Aim of the task:
Below is a listing. Gather each line of it that contains "abruzzese".

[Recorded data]
┄┄┄┄┄┄┄┄┄┄
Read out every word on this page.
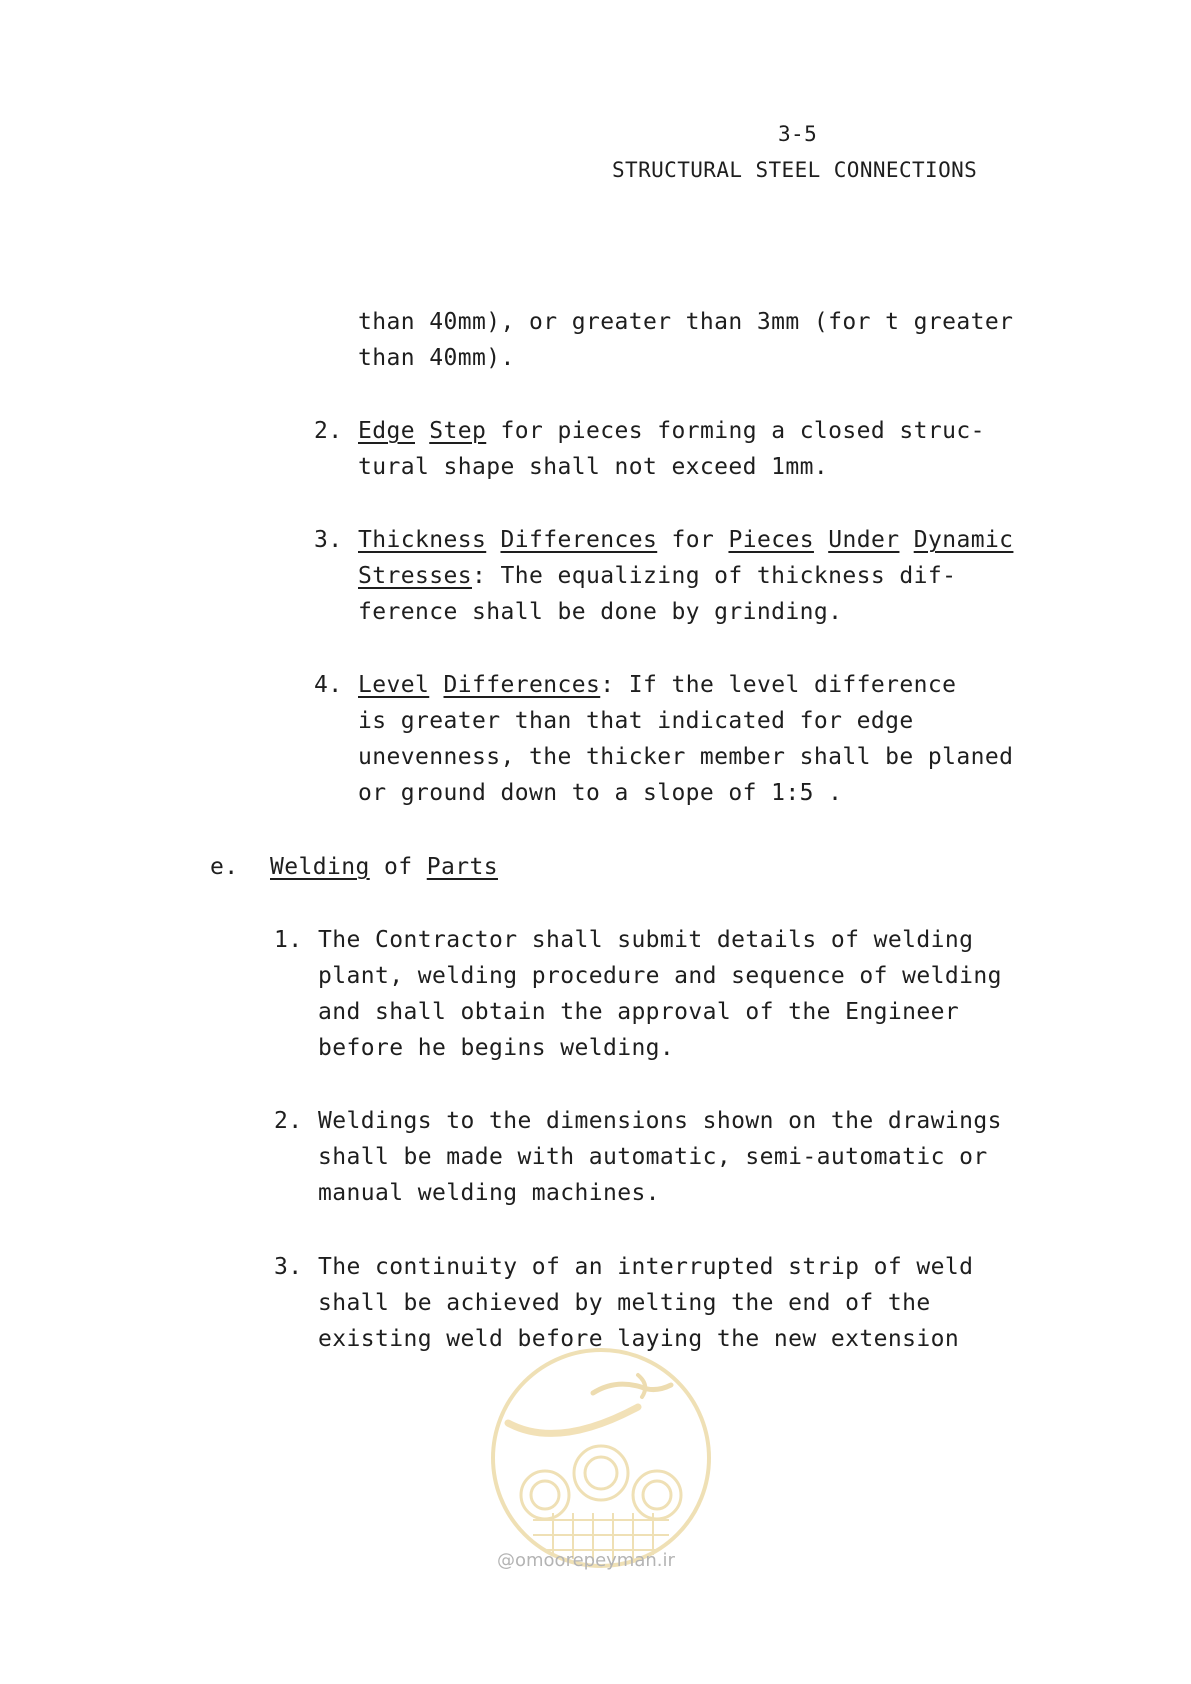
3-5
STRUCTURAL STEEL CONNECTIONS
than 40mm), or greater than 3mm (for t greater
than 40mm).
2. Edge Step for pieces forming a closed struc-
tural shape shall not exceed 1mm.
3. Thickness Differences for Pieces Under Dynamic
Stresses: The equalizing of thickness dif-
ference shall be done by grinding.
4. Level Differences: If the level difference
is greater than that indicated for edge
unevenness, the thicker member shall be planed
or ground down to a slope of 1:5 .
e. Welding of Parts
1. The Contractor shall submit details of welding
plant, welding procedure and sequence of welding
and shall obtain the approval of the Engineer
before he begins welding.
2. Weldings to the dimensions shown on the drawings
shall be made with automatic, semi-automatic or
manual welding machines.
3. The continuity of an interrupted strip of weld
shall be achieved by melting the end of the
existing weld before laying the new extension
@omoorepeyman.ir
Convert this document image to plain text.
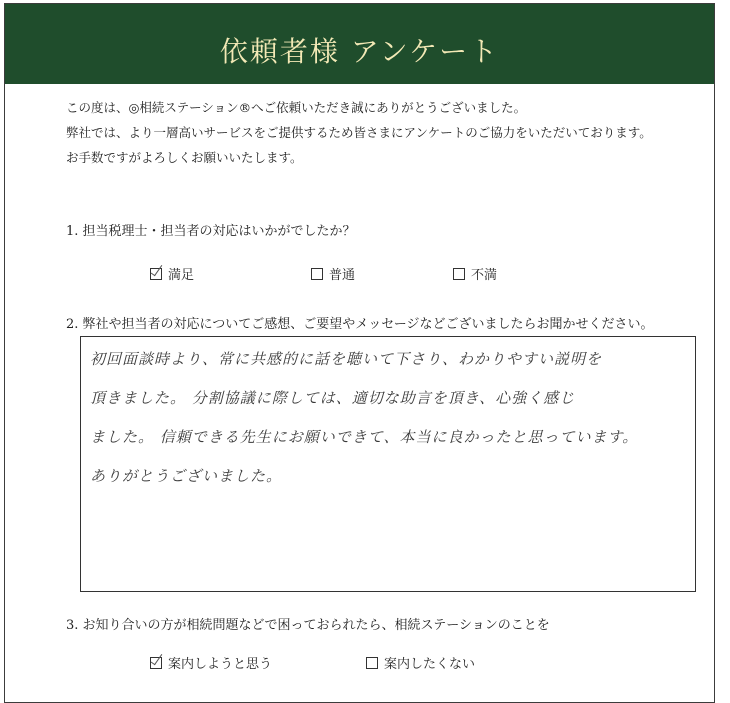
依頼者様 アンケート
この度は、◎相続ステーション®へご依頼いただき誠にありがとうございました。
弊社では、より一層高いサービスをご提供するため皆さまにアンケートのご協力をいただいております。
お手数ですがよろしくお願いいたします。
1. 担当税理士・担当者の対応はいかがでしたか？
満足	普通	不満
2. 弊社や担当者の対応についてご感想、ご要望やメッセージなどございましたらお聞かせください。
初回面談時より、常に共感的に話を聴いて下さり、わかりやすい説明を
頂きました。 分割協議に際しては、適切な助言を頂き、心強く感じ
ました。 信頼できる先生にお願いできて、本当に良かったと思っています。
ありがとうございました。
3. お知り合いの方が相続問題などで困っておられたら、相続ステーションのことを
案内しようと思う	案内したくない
┄┄┄┄┄┄┄┄┄┄
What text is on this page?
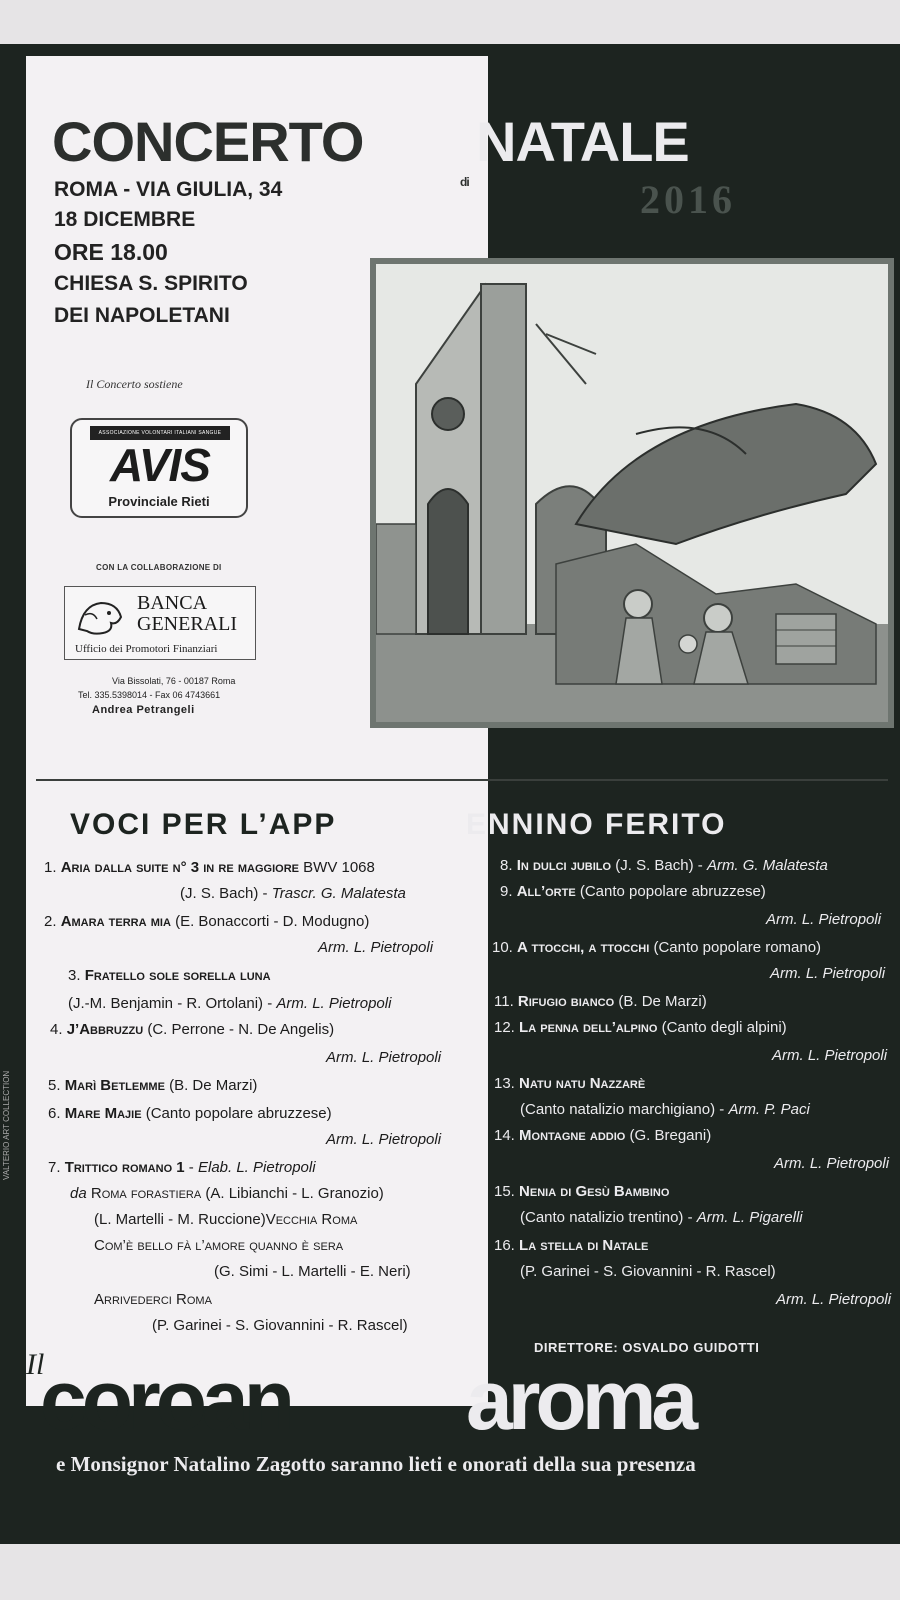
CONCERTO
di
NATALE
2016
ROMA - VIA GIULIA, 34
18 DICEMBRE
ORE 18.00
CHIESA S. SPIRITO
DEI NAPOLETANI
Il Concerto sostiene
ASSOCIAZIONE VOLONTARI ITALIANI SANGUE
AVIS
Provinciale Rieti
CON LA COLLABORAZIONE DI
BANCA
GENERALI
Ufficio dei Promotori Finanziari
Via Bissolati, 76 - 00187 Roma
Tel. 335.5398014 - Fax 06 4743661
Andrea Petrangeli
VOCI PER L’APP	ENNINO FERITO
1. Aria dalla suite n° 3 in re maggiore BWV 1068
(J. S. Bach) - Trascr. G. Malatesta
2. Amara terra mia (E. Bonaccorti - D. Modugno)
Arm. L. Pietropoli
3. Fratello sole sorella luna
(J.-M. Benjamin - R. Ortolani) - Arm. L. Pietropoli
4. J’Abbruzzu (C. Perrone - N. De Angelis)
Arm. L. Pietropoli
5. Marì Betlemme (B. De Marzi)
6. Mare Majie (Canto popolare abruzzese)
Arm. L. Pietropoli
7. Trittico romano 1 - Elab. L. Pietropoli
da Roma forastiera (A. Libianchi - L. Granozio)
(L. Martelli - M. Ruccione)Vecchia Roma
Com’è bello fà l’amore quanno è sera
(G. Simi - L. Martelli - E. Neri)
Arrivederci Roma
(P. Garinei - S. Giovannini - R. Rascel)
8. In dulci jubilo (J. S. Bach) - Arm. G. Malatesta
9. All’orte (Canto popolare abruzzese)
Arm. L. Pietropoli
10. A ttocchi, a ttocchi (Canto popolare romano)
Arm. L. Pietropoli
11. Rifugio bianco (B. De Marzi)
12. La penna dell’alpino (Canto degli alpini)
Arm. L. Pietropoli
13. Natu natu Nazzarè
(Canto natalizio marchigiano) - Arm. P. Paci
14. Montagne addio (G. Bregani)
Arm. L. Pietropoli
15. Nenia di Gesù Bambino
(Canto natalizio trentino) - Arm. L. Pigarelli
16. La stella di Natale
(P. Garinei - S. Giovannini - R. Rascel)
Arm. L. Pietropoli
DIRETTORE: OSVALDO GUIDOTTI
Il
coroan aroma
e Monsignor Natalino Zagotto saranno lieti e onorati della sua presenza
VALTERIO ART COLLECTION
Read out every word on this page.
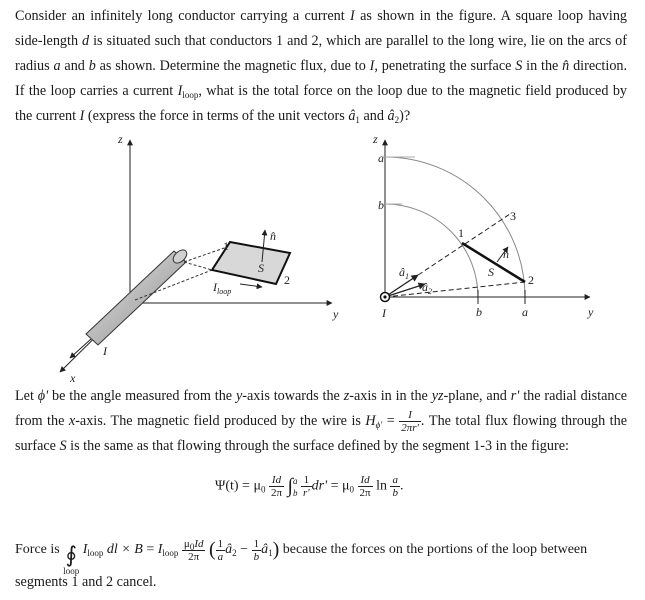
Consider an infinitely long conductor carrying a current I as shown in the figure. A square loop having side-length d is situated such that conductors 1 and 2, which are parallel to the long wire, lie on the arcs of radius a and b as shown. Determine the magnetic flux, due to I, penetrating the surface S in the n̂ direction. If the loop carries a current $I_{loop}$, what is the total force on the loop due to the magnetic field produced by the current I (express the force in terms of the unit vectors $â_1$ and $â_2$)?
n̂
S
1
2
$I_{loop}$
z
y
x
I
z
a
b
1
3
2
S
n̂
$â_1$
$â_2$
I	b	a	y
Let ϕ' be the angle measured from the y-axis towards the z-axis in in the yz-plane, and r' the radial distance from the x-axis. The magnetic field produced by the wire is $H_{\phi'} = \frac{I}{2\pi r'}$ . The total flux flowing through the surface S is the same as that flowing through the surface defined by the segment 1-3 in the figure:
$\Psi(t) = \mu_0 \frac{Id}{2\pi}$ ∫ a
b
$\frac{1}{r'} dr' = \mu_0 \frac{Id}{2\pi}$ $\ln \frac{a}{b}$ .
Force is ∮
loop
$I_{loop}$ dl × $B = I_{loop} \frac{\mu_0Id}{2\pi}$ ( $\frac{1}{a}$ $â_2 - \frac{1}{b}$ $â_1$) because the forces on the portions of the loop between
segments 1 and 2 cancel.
┄┄┄┄┄┄┄┄┄┄
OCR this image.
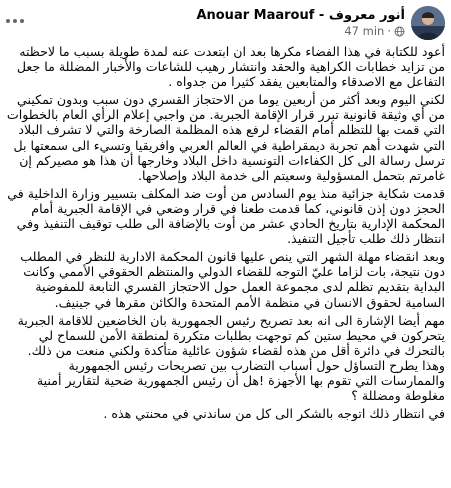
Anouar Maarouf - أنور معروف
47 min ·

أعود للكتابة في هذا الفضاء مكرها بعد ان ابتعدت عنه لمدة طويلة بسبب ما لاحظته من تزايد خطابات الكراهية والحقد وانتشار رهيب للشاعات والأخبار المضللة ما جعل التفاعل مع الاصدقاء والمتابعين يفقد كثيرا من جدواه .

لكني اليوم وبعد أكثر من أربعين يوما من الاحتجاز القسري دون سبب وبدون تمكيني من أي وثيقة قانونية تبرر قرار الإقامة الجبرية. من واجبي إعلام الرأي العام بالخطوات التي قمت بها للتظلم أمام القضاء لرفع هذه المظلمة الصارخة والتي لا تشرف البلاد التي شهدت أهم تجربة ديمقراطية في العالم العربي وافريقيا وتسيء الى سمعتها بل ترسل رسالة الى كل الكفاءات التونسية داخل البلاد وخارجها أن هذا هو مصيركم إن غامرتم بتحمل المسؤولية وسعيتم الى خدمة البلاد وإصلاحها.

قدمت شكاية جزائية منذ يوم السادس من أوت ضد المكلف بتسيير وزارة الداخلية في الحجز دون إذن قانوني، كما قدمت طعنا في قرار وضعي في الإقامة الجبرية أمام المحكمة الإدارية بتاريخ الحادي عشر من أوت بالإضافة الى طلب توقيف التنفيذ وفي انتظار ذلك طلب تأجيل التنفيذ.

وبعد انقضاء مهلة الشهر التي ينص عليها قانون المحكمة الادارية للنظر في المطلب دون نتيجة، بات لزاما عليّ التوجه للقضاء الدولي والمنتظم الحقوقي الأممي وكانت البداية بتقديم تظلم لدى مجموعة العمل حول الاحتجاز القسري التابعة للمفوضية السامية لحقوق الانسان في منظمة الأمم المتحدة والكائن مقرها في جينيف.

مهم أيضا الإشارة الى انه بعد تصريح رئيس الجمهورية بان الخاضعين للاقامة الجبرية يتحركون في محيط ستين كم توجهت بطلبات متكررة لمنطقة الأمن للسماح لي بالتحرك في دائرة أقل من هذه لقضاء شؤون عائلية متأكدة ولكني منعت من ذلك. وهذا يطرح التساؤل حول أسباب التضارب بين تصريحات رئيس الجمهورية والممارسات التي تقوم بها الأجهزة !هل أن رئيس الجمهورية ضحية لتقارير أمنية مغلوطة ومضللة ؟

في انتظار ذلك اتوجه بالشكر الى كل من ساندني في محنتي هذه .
┄┄┄┄┄┄┄┄┄┄
Result of the exercise:
6. Mare Majie (Canto popolare abruzzese)
9. All’orte (Canto popolare abruzzese)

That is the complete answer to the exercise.